Start of EXTRACTED INFORMATION

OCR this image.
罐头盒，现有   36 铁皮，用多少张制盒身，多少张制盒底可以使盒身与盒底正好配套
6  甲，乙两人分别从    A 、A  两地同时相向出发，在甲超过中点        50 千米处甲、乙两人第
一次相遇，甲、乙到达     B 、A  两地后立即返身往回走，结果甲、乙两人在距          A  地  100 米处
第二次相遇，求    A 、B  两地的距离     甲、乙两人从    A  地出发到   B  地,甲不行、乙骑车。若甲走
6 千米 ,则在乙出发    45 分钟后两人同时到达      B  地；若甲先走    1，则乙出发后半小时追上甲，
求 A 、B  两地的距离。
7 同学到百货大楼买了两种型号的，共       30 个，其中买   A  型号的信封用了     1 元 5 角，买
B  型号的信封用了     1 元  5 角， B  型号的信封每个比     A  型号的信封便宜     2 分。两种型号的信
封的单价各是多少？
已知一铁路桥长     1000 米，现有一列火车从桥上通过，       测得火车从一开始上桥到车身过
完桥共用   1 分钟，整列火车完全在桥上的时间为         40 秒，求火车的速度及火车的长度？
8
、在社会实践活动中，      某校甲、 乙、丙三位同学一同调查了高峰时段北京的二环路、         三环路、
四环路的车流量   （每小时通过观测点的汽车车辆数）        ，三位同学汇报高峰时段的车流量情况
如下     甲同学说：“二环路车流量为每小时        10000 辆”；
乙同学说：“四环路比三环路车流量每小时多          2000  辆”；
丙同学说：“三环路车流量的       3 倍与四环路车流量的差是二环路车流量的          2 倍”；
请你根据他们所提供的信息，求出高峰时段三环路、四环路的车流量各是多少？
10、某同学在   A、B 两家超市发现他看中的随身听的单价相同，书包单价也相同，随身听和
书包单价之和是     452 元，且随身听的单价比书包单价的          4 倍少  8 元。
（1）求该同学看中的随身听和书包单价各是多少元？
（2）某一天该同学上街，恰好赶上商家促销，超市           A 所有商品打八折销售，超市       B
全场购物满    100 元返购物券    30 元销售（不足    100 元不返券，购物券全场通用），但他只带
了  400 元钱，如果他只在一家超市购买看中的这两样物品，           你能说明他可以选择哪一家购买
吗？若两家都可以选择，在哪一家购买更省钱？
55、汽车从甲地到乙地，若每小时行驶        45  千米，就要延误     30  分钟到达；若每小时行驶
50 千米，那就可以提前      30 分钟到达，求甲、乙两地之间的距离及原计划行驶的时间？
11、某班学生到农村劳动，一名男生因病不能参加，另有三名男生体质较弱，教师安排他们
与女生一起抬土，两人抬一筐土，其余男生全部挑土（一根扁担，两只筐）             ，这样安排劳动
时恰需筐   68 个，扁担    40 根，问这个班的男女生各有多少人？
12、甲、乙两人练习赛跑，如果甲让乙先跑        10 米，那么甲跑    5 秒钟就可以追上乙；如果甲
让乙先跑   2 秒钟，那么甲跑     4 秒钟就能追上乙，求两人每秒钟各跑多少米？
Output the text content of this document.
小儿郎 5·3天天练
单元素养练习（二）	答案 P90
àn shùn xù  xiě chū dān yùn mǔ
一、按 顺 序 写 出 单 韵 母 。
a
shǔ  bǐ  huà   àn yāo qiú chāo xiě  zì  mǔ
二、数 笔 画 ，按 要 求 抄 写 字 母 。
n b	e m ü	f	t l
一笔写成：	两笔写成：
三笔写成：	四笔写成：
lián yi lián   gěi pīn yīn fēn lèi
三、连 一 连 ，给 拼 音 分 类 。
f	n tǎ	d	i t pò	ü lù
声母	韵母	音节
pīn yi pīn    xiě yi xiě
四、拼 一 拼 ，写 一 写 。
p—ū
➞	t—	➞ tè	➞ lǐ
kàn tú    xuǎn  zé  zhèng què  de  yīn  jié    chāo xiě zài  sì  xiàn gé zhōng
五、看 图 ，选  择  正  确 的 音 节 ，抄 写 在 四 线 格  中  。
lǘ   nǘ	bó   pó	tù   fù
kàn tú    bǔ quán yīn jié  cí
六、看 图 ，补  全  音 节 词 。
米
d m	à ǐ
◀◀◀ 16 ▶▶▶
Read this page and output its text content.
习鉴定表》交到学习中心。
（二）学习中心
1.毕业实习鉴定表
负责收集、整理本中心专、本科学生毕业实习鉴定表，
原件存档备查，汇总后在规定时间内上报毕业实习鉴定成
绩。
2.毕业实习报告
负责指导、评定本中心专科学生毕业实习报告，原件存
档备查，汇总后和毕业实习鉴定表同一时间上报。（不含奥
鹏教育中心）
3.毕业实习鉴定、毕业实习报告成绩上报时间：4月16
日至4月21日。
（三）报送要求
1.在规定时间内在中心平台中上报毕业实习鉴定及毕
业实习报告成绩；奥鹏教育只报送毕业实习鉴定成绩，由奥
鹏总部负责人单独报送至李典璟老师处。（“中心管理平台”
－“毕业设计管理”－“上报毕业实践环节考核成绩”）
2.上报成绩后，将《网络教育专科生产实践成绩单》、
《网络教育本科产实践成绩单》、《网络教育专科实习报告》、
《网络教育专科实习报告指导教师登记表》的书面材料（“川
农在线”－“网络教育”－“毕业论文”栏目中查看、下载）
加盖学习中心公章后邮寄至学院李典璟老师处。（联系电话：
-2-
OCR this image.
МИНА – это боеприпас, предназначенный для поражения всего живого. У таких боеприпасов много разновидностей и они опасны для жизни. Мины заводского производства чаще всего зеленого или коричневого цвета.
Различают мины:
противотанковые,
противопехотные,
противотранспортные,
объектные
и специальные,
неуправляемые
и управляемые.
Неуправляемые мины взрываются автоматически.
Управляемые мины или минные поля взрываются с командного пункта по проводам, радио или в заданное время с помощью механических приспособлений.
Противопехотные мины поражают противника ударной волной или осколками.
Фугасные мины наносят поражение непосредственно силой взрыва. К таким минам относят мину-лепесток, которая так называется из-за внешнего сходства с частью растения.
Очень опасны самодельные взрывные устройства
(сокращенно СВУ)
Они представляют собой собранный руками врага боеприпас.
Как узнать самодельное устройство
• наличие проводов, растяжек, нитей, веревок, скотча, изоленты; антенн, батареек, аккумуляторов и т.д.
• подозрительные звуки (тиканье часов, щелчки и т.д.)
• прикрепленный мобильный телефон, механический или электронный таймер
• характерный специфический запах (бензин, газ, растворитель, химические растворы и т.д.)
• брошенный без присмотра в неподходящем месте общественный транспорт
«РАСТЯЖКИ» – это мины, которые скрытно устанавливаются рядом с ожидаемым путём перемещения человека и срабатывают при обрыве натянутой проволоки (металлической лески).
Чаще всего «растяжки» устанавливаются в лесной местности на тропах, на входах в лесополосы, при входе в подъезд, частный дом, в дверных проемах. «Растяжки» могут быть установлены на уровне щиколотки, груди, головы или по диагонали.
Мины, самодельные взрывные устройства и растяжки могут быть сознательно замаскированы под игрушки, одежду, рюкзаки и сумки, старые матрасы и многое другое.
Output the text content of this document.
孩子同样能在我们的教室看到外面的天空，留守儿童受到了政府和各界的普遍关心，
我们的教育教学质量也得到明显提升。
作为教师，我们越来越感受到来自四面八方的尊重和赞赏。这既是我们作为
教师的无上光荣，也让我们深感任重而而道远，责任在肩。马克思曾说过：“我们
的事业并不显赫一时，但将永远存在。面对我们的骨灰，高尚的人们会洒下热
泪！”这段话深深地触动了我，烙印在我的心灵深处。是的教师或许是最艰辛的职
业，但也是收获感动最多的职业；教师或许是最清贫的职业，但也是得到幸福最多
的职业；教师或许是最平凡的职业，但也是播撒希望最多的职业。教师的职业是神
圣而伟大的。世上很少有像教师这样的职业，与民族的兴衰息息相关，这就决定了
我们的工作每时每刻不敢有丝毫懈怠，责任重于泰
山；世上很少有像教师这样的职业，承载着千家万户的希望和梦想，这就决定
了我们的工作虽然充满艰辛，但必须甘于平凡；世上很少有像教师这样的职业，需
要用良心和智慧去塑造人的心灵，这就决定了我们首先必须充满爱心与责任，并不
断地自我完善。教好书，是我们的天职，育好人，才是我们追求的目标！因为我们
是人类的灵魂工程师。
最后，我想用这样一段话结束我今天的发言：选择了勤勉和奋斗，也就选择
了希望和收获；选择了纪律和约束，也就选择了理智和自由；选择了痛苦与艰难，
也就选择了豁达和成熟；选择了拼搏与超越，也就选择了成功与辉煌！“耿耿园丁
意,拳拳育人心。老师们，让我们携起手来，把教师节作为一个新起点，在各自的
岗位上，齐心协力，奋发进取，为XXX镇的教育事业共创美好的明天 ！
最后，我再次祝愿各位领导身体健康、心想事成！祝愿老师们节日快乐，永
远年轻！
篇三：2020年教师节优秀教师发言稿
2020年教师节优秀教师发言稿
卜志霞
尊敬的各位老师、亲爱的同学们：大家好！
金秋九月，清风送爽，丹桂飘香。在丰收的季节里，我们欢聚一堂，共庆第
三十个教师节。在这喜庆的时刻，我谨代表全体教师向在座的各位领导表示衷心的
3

End of EXTRACTED INFORMATION

### EXERCISE PROMPT:
Report the number of lines in the entries above that include the word "那么甲跑" and add nothing to it.

### FULL SOLUTION:
2